**REQUIREMENT 1**
Update the rows from the first row through the line containing "page-title: Define Search", inclusive, replacing "RS Event Log" with "System Audit Log" and leaving everything else unchanged.

**SELECTION**
————

Ahousat
The village of Ahousat is located on the southeast shore of Flores Island off the west coast of Vancouver Island, near the town of Tofino. Ahousat is populated predominantly by members of the Ahousaht First Nation, which is the largest contemporary member nation of the Nuu-chah-nulth Tribal Council.1 The Nuu-chah-nulth Tribal Council consists of 14 First Nations located along the west coast of Vancouver Island, spanning 300 kilometers from Brooks Peninsula in the north to Point-no-Point in the south.2
The village was not always located on Flores Island; originally, the village site was located on Vargas Island, not far from its current location.3 The word Ahousaht means facing opposite from the ocean or people living with their backs to the land and mountains, in the Nuučaańuł language, aptly reflecting the Ahousaht’s strong maritime traditions.4
This despatch, from Commander John W. Pike to Rear Admiral Joseph Denman, discusses several Indian outrages upon white men. One of these outrages is what historians call the “Ahousaht Incident,” an event in which a group of Nuu-chah-nulth captured the Kingfisher and killed its crew in Clayoquot Sound.5 According to Barry M. Gough, the incident incited one of the worst punishment actions carried out by the Royal Navy, on behalf of the Crown, against Indigenous Peoples on the northwest coast.6 In total, at least nine villages and 64 canoes were destroyed and 15 Indigenous individuals killed.7
By 1895, the Presbyterian Church had opened a day school for Ahousaht children.8 In 1903 this day school was incorporated into Canada’s Indian Residential School System.9 A school system created for the purpose of separating Aboriginal children from their families, in order to minimize and weaken family ties and cultural linkages, and to indoctrinate children into a new culture—the culture of the legally dominant Euro-Christian Canadian society.10 You can read more about Canada’s Indian Residential School System in the Truth and Reconciliation Commission Final Report, published 2015.11 The Nuu-chach-nulth Tribal Council also completed their own report into residential schools and published their findings in a book titled: Indian Residential Schools: The Nuu-chah-nulth Experience in 1996.12
  • 1. Andrew Scott, Ahousat, The Encyclopedia of Raincoast Place Names.

————

**RECORDED INFORMATION**
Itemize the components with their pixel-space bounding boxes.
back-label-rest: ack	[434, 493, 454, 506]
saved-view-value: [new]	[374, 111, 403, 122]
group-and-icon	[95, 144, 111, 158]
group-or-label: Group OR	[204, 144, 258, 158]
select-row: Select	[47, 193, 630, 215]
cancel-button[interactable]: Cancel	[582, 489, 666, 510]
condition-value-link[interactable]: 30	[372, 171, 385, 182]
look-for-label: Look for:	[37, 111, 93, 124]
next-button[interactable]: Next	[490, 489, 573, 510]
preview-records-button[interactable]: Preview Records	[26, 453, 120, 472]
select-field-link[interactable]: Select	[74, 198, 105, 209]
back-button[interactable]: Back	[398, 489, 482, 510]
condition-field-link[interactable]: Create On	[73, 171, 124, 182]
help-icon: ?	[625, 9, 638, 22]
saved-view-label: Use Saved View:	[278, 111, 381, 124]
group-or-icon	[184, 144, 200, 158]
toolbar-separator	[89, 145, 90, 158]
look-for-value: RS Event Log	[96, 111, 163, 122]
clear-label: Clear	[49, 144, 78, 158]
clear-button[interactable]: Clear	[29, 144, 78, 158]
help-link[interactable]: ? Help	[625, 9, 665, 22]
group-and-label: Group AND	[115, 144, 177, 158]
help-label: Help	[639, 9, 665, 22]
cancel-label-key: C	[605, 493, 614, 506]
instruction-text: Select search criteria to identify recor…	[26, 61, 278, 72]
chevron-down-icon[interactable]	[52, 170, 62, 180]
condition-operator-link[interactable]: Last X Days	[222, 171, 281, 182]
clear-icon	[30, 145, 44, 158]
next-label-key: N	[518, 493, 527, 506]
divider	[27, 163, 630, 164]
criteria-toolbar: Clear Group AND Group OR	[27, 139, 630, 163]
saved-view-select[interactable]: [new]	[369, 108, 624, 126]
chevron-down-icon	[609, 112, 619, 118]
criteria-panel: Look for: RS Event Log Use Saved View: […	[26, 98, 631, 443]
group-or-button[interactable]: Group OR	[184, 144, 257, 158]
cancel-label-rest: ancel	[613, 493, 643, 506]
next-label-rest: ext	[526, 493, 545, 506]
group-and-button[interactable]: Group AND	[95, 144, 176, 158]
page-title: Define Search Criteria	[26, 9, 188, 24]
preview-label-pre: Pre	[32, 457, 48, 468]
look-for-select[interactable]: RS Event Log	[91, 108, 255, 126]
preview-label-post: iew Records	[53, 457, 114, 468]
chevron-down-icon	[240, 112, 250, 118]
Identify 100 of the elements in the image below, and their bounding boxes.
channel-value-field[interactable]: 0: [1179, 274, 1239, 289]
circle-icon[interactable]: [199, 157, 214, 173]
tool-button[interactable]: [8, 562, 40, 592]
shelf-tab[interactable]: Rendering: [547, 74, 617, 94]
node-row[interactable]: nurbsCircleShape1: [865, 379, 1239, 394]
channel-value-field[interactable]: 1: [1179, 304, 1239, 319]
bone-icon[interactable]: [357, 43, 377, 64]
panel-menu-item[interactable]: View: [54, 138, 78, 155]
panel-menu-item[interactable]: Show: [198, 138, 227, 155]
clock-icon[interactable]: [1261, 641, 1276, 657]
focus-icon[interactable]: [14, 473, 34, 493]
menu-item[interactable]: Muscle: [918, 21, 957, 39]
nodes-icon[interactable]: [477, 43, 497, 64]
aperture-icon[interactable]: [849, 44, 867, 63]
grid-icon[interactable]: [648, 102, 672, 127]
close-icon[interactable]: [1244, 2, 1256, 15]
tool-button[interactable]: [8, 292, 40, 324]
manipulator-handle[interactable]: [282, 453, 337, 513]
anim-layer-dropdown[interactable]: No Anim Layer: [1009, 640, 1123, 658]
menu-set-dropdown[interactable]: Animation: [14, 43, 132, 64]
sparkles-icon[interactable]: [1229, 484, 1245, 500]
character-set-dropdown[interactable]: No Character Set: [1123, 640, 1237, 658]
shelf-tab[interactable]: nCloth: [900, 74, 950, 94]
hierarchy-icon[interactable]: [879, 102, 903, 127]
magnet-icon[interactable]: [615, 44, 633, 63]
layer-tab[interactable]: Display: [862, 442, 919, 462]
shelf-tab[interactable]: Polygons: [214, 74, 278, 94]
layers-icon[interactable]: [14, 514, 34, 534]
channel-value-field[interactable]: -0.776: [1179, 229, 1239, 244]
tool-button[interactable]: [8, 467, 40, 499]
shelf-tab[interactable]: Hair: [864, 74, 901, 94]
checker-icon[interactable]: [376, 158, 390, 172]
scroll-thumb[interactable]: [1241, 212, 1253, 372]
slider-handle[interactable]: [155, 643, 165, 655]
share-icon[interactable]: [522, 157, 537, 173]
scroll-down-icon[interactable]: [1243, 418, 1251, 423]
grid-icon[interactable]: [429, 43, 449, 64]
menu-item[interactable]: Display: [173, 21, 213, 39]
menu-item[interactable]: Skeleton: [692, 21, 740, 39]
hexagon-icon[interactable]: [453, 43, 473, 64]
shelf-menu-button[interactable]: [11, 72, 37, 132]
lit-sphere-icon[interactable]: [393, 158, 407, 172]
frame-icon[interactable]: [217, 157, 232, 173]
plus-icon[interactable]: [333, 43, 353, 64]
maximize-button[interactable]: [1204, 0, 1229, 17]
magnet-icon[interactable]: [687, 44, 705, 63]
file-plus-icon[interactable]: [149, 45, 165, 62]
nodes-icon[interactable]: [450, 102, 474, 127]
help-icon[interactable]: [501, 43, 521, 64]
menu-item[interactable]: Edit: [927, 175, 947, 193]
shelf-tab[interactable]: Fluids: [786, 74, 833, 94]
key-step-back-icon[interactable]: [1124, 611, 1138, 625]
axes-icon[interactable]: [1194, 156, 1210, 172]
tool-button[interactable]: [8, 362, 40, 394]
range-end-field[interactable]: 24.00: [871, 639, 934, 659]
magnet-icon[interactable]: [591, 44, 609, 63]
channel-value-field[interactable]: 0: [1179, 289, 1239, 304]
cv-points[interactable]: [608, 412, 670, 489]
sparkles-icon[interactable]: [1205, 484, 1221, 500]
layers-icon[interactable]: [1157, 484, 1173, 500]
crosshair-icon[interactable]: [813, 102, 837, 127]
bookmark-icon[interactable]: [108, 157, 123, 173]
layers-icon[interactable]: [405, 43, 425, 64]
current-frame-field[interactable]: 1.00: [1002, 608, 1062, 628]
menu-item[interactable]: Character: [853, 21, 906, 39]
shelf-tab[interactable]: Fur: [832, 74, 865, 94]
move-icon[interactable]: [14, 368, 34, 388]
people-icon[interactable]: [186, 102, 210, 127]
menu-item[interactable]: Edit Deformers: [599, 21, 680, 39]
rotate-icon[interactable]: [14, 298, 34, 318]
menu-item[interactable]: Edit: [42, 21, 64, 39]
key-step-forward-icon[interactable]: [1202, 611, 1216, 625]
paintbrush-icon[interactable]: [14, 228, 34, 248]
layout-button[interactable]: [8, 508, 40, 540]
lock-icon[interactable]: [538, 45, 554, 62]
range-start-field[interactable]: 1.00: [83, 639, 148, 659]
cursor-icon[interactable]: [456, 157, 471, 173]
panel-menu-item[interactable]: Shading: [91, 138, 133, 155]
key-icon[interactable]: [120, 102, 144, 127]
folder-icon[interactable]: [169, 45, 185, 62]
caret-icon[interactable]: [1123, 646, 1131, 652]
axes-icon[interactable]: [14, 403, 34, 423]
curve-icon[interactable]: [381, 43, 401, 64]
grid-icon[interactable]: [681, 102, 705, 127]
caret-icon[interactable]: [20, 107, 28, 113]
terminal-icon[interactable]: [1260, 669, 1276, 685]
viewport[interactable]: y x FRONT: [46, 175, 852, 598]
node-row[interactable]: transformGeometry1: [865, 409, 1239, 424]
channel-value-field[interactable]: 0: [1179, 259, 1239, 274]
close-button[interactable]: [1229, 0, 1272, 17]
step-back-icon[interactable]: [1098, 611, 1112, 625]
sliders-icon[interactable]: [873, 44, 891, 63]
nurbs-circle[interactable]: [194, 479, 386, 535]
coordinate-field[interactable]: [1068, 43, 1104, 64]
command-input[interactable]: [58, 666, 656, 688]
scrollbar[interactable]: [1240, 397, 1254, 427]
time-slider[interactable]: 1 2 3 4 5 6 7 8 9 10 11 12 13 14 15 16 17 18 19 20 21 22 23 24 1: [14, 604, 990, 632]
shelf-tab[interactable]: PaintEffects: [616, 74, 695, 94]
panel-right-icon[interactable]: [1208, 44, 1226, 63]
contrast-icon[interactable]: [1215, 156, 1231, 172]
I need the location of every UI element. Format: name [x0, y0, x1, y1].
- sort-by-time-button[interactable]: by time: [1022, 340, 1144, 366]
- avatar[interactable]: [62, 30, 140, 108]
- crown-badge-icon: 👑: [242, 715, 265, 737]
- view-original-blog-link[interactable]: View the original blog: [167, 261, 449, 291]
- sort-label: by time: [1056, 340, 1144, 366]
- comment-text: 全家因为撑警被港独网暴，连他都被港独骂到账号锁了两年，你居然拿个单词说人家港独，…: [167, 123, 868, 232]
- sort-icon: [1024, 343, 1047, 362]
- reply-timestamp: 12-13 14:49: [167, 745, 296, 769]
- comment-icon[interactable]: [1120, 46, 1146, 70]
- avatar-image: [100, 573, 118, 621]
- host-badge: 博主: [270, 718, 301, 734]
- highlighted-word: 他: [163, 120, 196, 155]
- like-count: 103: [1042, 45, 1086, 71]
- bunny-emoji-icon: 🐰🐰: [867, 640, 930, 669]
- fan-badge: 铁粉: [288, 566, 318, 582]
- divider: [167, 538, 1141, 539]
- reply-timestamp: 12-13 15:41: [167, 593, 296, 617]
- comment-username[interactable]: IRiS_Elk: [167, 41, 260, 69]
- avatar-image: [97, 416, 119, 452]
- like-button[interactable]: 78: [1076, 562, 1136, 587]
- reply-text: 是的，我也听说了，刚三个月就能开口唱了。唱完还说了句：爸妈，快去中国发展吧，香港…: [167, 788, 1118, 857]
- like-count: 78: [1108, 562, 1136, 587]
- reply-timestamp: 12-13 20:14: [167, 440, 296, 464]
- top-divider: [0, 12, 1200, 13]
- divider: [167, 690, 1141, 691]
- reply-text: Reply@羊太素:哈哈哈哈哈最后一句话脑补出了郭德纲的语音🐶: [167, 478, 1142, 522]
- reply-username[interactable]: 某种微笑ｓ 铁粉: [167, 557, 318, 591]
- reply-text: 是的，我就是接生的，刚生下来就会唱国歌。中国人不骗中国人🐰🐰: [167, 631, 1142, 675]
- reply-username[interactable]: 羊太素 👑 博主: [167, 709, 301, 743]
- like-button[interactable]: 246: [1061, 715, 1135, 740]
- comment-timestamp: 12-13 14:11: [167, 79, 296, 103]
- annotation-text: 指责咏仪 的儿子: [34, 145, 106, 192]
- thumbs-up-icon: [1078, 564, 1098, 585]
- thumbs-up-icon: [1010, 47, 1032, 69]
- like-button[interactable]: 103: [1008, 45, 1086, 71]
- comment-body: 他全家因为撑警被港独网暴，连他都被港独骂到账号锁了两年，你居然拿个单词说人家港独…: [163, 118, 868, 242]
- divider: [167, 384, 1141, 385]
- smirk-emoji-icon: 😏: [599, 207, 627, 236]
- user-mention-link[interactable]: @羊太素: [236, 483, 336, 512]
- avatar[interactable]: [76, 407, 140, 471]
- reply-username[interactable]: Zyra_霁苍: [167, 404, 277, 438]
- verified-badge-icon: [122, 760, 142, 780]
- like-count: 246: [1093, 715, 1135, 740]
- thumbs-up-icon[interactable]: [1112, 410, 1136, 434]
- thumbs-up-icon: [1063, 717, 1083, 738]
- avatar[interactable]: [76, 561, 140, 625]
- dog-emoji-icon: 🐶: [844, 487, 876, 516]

————

**REQUIREMENT 2**
Using the passage on Ahousat, answer the following:
(a) How many First Nations make up the Nuu-chah-nulth Tribal Council?
(b) On which island was the village site originally located?
(c) In what year was the Presbyterian day school incorporated into Canada's Indian Residential School System?

**WRITTEN SOLUTION 1**
Itemize the components with their pixel-space bounding boxes.
back-label-rest: ack	[434, 493, 454, 506]
saved-view-value: [new]	[374, 111, 403, 122]
group-and-icon	[95, 144, 111, 158]
group-or-label: Group OR	[204, 144, 258, 158]
select-row: Select	[47, 193, 630, 215]
cancel-button[interactable]: Cancel	[582, 489, 666, 510]
condition-value-link[interactable]: 30	[372, 171, 385, 182]
look-for-label: Look for:	[37, 111, 93, 124]
next-button[interactable]: Next	[490, 489, 573, 510]
preview-records-button[interactable]: Preview Records	[26, 453, 120, 472]
select-field-link[interactable]: Select	[74, 198, 105, 209]
back-button[interactable]: Back	[398, 489, 482, 510]
condition-field-link[interactable]: Create On	[73, 171, 124, 182]
help-icon: ?	[625, 9, 638, 22]
saved-view-label: Use Saved View:	[278, 111, 381, 124]
group-or-icon	[184, 144, 200, 158]
toolbar-separator	[89, 145, 90, 158]
look-for-value: System Audit Log	[96, 111, 163, 122]
clear-label: Clear	[49, 144, 78, 158]
clear-button[interactable]: Clear	[29, 144, 78, 158]
help-link[interactable]: ? Help	[625, 9, 665, 22]
group-and-label: Group AND	[115, 144, 177, 158]
help-label: Help	[639, 9, 665, 22]
cancel-label-key: C	[605, 493, 614, 506]
instruction-text: Select search criteria to identify recor…	[26, 61, 278, 72]
chevron-down-icon[interactable]	[52, 170, 62, 180]
condition-operator-link[interactable]: Last X Days	[222, 171, 281, 182]
clear-icon	[30, 145, 44, 158]
next-label-key: N	[518, 493, 527, 506]
divider	[27, 163, 630, 164]
criteria-toolbar: Clear Group AND Group OR	[27, 139, 630, 163]
saved-view-select[interactable]: [new]	[369, 108, 624, 126]
chevron-down-icon	[609, 112, 619, 118]
criteria-panel: Look for: System Audit Log Use Saved View: […	[26, 98, 631, 443]
group-or-button[interactable]: Group OR	[184, 144, 257, 158]
cancel-label-rest: ancel	[613, 493, 643, 506]
next-label-rest: ext	[526, 493, 545, 506]
group-and-button[interactable]: Group AND	[95, 144, 176, 158]
page-title: Define Search Criteria	[26, 9, 188, 24]

**WRITTEN SOLUTION 2**
(a) 14
(b) Vargas Island
(c) 1903